- _Saved entries_
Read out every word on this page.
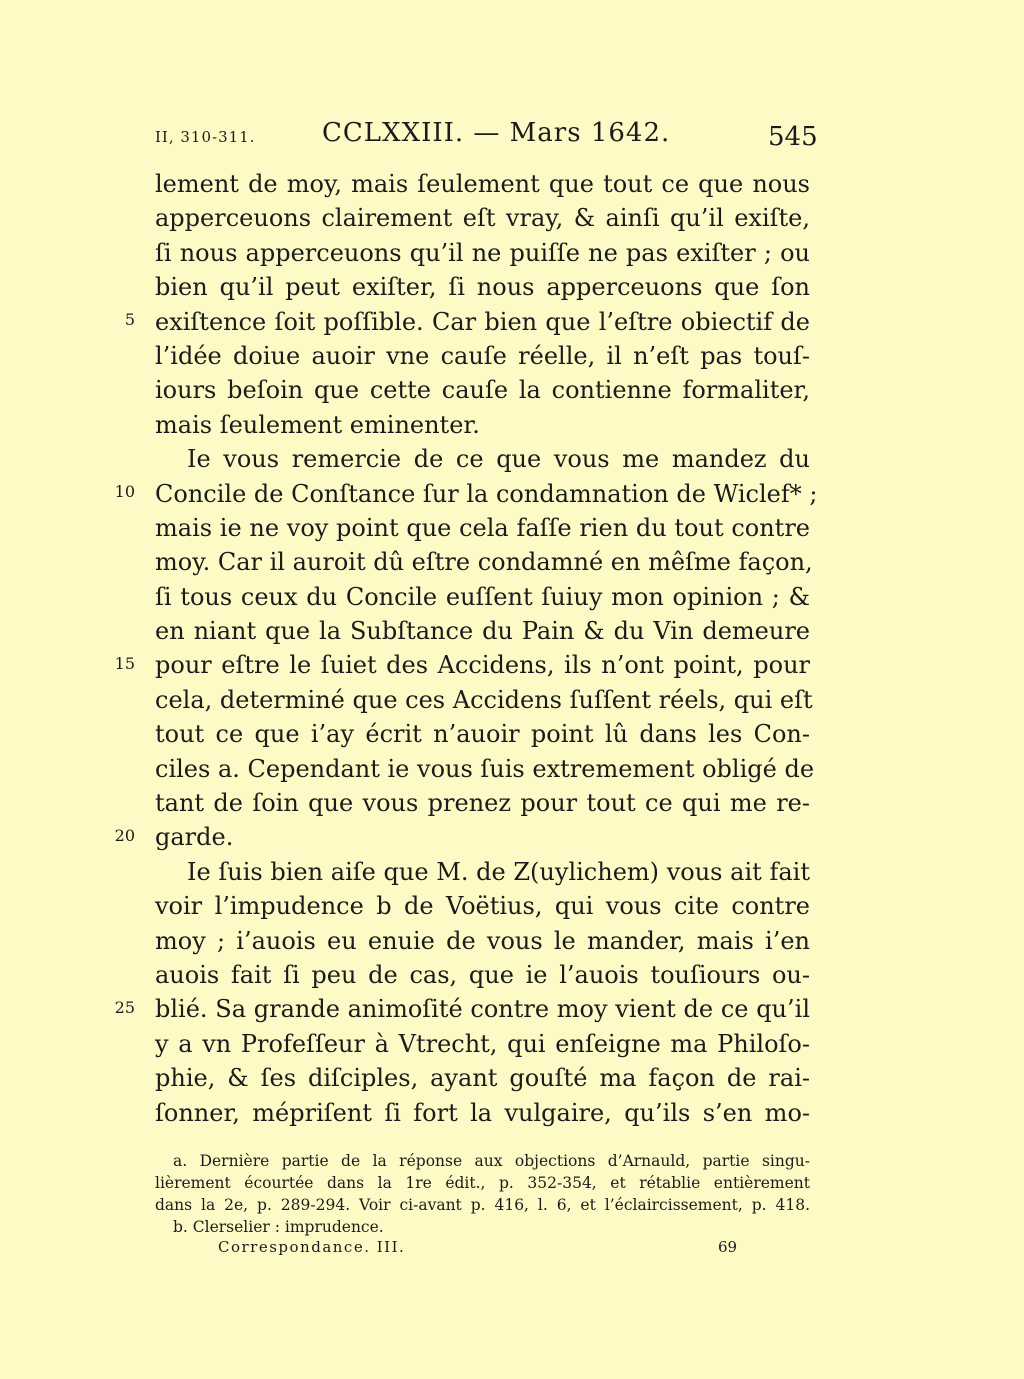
II, 310-311.	CCLXXIII. — Mars 1642.	545
lement de moy, mais ſeulement que tout ce que nous
apperceuons clairement eſt vray, & ainſi qu’il exiſte,
ſi nous apperceuons qu’il ne puiſſe ne pas exiſter ; ou
bien qu’il peut exiſter, ſi nous apperceuons que ſon
exiſtence ſoit poſſible. Car bien que l’eſtre obiectif de
l’idée doiue auoir vne cauſe réelle, il n’eſt pas touſ-
iours beſoin que cette cauſe la contienne formaliter,
mais ſeulement eminenter.
Ie vous remercie de ce que vous me mandez du
Concile de Conſtance ſur la condamnation de Wiclef* ;
mais ie ne voy point que cela faſſe rien du tout contre
moy. Car il auroit dû eſtre condamné en mêſme façon,
ſi tous ceux du Concile euſſent ſuiuy mon opinion ; &
en niant que la Subſtance du Pain & du Vin demeure
pour eſtre le ſuiet des Accidens, ils n’ont point, pour
cela, determiné que ces Accidens ſuſſent réels, qui eſt
tout ce que i’ay écrit n’auoir point lû dans les Con-
ciles a. Cependant ie vous ſuis extremement obligé de
tant de ſoin que vous prenez pour tout ce qui me re-
garde.
Ie ſuis bien aiſe que M. de Z(uylichem) vous ait fait
voir l’impudence b de Voëtius, qui vous cite contre
moy ; i’auois eu enuie de vous le mander, mais i’en
auois fait ſi peu de cas, que ie l’auois touſiours ou-
blié. Sa grande animoſité contre moy vient de ce qu’il
y a vn Profeſſeur à Vtrecht, qui enſeigne ma Philoſo-
phie, & ſes diſciples, ayant gouſté ma façon de rai-
ſonner, mépriſent ſi fort la vulgaire, qu’ils s’en mo-
5
10
15
20
25
a. Dernière partie de la réponse aux objections d’Arnauld, partie singu-
lièrement écourtée dans la 1re édit., p. 352-354, et rétablie entièrement
dans la 2e, p. 289-294. Voir ci-avant p. 416, l. 6, et l’éclaircissement, p. 418.
b. Clerselier : imprudence.
Correspondance. III.	69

- _WRITTEN INSTRUCTION_
Repeat the full listing above exactly, with no pictures in the copy.

- _ANSWER TO THE TASK_
Read out every word on this page.
II, 310-311.	CCLXXIII. — Mars 1642.	545
lement de moy, mais ſeulement que tout ce que nous
apperceuons clairement eſt vray, & ainſi qu’il exiſte,
ſi nous apperceuons qu’il ne puiſſe ne pas exiſter ; ou
bien qu’il peut exiſter, ſi nous apperceuons que ſon
exiſtence ſoit poſſible. Car bien que l’eſtre obiectif de
l’idée doiue auoir vne cauſe réelle, il n’eſt pas touſ-
iours beſoin que cette cauſe la contienne formaliter,
mais ſeulement eminenter.
Ie vous remercie de ce que vous me mandez du
Concile de Conſtance ſur la condamnation de Wiclef* ;
mais ie ne voy point que cela faſſe rien du tout contre
moy. Car il auroit dû eſtre condamné en mêſme façon,
ſi tous ceux du Concile euſſent ſuiuy mon opinion ; &
en niant que la Subſtance du Pain & du Vin demeure
pour eſtre le ſuiet des Accidens, ils n’ont point, pour
cela, determiné que ces Accidens ſuſſent réels, qui eſt
tout ce que i’ay écrit n’auoir point lû dans les Con-
ciles a. Cependant ie vous ſuis extremement obligé de
tant de ſoin que vous prenez pour tout ce qui me re-
garde.
Ie ſuis bien aiſe que M. de Z(uylichem) vous ait fait
voir l’impudence b de Voëtius, qui vous cite contre
moy ; i’auois eu enuie de vous le mander, mais i’en
auois fait ſi peu de cas, que ie l’auois touſiours ou-
blié. Sa grande animoſité contre moy vient de ce qu’il
y a vn Profeſſeur à Vtrecht, qui enſeigne ma Philoſo-
phie, & ſes diſciples, ayant gouſté ma façon de rai-
ſonner, mépriſent ſi fort la vulgaire, qu’ils s’en mo-
5
10
15
20
25
a. Dernière partie de la réponse aux objections d’Arnauld, partie singu-
lièrement écourtée dans la 1re édit., p. 352-354, et rétablie entièrement
dans la 2e, p. 289-294. Voir ci-avant p. 416, l. 6, et l’éclaircissement, p. 418.
b. Clerselier : imprudence.
Correspondance. III.	69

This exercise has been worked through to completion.